** Work order **
Each record below should be set down exactly.

** Data provided **
-*-

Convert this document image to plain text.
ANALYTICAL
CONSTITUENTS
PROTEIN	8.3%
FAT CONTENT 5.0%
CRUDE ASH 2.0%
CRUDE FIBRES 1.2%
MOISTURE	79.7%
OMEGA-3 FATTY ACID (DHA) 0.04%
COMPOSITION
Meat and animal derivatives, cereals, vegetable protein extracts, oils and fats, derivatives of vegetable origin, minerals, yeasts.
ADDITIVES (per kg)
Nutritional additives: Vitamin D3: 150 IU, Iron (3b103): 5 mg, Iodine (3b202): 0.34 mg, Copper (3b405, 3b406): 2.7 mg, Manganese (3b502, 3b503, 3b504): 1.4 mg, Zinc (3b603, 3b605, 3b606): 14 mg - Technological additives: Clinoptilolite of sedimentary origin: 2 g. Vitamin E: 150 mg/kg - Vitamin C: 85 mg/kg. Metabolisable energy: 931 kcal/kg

-*-

** Reply **
Convert this document image to plain text.
ANALYTICAL
CONSTITUENTS
PROTEIN	8.3%
FAT CONTENT 5.0%
CRUDE ASH 2.0%
CRUDE FIBRES 1.2%
MOISTURE	79.7%
OMEGA-3 FATTY ACID (DHA) 0.04%
COMPOSITION
Meat and animal derivatives, cereals, vegetable protein extracts, oils and fats, derivatives of vegetable origin, minerals, yeasts.
ADDITIVES (per kg)
Nutritional additives: Vitamin D3: 150 IU, Iron (3b103): 5 mg, Iodine (3b202): 0.34 mg, Copper (3b405, 3b406): 2.7 mg, Manganese (3b502, 3b503, 3b504): 1.4 mg, Zinc (3b603, 3b605, 3b606): 14 mg - Technological additives: Clinoptilolite of sedimentary origin: 2 g. Vitamin E: 150 mg/kg - Vitamin C: 85 mg/kg. Metabolisable energy: 931 kcal/kg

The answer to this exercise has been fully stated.